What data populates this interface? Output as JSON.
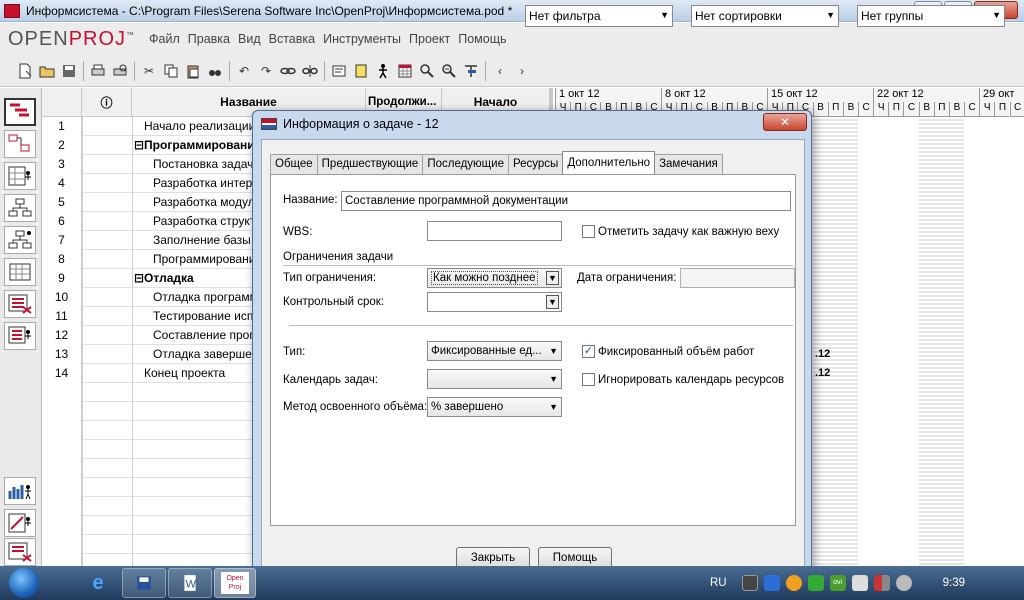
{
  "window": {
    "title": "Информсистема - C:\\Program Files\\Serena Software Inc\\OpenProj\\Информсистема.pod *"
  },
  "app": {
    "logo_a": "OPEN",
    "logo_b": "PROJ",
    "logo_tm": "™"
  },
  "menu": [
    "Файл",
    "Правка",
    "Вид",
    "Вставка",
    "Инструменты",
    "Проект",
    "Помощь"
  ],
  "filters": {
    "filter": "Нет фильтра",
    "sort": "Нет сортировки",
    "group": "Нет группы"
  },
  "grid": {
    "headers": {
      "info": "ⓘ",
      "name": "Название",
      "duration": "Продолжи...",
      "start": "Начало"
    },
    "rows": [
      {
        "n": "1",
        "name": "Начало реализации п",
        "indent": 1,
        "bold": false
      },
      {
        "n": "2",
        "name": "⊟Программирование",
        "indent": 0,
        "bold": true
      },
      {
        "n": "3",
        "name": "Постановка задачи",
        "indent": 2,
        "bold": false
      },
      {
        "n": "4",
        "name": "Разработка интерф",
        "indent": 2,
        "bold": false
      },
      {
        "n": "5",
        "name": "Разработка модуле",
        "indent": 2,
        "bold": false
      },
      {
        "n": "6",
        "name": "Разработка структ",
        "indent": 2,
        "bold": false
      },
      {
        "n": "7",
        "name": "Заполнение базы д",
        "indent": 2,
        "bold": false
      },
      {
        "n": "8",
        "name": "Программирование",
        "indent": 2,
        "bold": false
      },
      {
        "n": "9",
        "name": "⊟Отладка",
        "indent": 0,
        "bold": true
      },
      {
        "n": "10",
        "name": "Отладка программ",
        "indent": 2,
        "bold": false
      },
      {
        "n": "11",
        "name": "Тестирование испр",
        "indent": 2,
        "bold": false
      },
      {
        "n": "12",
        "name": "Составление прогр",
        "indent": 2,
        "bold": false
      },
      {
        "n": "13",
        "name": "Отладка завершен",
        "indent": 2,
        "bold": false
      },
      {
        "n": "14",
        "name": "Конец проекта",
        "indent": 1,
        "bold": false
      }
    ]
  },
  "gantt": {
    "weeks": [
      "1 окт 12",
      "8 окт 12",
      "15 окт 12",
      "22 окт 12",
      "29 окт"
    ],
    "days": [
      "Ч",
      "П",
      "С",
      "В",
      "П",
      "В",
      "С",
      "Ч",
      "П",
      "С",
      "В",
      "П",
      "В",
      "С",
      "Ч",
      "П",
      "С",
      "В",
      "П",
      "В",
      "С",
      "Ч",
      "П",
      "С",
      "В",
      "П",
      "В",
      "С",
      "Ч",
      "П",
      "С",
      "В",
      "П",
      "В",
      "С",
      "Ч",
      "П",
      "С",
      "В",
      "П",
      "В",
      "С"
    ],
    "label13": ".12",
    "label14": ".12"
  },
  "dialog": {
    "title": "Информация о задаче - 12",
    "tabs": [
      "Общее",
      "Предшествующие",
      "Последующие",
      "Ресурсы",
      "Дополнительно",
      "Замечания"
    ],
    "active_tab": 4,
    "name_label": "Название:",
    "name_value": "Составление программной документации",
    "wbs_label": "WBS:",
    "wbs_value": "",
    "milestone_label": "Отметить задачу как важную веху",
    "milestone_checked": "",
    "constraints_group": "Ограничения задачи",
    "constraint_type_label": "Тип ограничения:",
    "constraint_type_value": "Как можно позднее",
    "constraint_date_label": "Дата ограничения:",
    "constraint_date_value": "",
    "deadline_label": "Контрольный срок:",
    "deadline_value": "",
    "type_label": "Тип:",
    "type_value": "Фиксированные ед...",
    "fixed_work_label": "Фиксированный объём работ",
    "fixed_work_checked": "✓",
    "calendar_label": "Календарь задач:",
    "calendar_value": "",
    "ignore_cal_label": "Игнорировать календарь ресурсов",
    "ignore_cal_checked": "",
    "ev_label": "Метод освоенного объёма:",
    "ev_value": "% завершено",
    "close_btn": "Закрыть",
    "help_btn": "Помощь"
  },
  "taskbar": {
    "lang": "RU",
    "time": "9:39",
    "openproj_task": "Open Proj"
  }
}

------

Search the records for the word "Составление", then list every line that has it.

        "name": "Составление прогр",
    "name_value": "Составление программной документации",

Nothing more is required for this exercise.